TASK REQUIREMENTS -
The expected output is a copy of every line in the records with the string "Rückenabstützung".
+++
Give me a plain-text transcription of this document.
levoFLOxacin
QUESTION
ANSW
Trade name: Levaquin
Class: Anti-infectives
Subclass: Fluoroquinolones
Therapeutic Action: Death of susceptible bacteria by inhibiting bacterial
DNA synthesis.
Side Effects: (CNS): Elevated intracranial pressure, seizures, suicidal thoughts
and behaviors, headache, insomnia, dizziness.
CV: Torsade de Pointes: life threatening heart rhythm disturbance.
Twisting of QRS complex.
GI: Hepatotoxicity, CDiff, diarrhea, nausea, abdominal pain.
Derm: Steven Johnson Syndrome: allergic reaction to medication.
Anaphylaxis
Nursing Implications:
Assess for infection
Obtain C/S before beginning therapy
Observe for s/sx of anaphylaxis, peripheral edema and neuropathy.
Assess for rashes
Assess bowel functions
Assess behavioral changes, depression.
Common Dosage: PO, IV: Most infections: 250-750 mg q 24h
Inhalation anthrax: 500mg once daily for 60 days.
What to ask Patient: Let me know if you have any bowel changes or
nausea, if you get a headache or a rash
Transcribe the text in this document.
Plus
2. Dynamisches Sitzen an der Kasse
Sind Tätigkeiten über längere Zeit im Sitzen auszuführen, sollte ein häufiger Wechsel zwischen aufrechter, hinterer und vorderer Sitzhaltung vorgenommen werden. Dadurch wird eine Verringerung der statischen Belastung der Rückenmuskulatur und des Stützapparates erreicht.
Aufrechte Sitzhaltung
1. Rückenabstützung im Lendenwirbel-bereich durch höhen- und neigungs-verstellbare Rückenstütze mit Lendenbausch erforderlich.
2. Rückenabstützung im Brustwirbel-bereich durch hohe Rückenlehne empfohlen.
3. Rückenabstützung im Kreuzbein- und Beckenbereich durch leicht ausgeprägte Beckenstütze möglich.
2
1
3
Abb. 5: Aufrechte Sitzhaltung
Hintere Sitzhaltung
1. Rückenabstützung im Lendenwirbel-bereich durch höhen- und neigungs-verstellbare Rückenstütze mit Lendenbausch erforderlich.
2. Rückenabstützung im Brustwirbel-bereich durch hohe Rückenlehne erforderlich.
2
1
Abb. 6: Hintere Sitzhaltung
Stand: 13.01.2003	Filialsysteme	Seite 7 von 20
+++
ANSWER SPACE -
1. Rückenabstützung im Lendenwirbel-bereich durch höhen- und neigungs-verstellbare Rückenstütze mit Lendenbausch erforderlich.
2. Rückenabstützung im Brustwirbel-bereich durch hohe Rückenlehne empfohlen.
3. Rückenabstützung im Kreuzbein- und Beckenbereich durch leicht ausgeprägte Beckenstütze möglich.
1. Rückenabstützung im Lendenwirbel-bereich durch höhen- und neigungs-verstellbare Rückenstütze mit Lendenbausch erforderlich.
2. Rückenabstützung im Brustwirbel-bereich durch hohe Rückenlehne erforderlich.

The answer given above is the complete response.